------ Items ------
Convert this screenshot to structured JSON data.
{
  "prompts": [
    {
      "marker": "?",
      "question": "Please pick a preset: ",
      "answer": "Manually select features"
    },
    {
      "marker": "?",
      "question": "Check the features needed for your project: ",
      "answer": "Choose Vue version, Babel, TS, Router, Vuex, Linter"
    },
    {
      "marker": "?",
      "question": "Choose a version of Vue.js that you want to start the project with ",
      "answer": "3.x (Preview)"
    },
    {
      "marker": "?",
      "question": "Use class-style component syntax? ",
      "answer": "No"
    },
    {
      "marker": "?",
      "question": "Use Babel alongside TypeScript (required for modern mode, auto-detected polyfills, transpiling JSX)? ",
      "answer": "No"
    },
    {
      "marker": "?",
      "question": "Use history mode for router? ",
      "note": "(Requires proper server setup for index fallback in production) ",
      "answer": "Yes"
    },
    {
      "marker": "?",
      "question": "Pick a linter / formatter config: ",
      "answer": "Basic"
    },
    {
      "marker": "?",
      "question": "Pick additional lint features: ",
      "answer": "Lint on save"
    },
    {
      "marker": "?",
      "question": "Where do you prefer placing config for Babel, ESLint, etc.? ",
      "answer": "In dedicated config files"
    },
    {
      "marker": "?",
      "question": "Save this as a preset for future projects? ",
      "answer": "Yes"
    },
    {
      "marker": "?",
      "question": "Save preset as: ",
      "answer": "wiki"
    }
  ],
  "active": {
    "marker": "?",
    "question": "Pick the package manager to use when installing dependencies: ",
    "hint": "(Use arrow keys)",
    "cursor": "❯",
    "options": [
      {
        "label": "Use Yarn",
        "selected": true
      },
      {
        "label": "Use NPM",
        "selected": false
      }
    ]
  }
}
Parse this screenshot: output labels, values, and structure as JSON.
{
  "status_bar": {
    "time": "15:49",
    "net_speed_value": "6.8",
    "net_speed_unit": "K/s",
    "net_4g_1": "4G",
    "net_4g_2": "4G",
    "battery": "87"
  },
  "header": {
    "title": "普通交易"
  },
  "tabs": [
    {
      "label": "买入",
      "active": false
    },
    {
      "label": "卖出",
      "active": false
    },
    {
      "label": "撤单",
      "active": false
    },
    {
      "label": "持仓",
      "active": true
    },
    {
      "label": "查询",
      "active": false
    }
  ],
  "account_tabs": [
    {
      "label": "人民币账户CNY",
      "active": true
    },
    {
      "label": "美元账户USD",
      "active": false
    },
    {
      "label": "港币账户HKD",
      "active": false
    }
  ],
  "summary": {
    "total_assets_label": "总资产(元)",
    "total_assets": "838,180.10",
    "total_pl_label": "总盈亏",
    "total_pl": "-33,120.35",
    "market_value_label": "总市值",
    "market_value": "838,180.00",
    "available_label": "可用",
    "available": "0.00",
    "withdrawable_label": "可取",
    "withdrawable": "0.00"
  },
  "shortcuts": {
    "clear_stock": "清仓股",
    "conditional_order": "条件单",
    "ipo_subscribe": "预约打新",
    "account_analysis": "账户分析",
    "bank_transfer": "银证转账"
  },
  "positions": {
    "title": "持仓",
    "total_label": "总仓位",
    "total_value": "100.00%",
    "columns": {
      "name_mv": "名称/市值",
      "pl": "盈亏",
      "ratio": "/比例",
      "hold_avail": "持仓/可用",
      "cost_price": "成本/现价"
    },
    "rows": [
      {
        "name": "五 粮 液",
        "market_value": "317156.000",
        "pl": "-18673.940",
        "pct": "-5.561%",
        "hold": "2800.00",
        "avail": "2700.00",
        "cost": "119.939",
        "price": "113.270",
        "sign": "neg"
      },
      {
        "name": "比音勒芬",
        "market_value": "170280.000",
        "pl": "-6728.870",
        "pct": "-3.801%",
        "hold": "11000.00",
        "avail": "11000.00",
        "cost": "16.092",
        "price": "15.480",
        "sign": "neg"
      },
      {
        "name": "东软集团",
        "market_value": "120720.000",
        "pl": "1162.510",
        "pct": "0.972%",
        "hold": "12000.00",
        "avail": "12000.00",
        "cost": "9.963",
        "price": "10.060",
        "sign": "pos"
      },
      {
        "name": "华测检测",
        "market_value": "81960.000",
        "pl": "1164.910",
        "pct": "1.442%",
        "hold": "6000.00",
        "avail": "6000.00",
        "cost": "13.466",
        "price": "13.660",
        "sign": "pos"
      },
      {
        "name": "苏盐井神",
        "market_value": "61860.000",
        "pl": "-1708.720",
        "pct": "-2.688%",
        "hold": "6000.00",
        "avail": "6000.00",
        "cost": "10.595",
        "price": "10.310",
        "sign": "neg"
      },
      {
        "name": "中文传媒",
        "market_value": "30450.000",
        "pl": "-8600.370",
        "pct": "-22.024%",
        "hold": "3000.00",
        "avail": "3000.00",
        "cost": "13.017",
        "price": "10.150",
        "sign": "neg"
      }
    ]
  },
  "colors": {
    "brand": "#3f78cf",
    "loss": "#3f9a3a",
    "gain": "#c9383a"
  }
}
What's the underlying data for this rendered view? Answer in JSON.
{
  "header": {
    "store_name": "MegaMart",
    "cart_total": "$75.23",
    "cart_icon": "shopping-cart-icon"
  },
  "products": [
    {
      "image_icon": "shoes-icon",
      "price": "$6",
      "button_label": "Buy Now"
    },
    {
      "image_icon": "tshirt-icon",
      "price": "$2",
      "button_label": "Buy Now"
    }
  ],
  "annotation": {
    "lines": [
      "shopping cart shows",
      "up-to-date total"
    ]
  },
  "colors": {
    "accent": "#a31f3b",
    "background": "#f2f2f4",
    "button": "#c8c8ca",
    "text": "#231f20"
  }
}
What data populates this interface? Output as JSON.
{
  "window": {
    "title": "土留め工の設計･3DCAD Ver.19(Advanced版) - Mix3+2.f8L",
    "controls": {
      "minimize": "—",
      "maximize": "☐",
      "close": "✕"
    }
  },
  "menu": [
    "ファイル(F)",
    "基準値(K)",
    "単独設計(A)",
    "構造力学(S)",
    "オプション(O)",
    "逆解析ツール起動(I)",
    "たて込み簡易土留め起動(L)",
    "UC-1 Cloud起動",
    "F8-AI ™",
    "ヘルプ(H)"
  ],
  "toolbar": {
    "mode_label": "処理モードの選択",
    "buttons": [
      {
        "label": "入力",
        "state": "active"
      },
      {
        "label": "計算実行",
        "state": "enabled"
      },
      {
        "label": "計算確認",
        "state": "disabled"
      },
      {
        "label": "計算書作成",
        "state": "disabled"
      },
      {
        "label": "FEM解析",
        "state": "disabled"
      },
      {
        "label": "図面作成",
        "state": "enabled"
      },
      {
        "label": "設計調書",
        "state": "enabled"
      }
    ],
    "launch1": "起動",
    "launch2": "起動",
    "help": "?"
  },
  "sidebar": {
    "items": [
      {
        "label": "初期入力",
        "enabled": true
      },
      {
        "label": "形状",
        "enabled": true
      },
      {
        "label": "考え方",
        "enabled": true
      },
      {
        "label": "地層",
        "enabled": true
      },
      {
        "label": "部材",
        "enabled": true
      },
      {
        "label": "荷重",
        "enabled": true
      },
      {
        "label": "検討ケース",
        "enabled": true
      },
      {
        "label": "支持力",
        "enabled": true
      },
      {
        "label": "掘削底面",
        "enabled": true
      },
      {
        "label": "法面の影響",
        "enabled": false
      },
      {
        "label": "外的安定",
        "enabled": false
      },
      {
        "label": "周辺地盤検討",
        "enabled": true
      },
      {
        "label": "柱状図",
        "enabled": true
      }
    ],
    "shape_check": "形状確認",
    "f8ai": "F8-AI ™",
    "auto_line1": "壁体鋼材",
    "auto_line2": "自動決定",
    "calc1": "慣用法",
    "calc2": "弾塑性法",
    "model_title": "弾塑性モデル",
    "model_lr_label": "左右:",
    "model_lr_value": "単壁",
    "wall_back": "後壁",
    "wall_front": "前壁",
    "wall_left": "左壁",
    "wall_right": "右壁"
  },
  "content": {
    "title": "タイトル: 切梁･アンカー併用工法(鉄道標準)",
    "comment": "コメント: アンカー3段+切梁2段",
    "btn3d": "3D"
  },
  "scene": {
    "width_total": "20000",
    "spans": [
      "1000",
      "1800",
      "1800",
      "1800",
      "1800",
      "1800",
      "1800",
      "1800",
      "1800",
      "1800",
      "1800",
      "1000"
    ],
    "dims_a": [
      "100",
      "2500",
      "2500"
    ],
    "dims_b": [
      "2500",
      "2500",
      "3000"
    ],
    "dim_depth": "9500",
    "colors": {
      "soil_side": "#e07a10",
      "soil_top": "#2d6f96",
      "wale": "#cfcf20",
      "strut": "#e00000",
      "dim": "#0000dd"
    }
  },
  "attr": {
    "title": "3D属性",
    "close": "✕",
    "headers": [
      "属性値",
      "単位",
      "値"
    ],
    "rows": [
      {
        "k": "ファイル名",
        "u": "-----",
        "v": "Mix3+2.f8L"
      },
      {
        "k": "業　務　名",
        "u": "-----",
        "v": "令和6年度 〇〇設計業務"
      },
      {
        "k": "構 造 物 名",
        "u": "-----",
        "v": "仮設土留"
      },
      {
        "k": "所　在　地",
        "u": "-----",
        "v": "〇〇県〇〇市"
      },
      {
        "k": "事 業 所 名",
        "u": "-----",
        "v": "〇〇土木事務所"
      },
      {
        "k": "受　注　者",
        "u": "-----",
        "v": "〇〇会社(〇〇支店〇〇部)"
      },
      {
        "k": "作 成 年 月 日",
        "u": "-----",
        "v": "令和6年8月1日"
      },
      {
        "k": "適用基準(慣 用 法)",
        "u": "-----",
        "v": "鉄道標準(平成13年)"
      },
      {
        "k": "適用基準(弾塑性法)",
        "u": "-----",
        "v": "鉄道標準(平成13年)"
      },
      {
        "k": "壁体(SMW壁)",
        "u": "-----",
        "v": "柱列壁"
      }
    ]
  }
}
------
The request:
Identify lines with the string "config". Copy each one.

Task result:
      "question": "Pick a linter / formatter config: ",
      "question": "Where do you prefer placing config for Babel, ESLint, etc.? ",
      "answer": "In dedicated config files"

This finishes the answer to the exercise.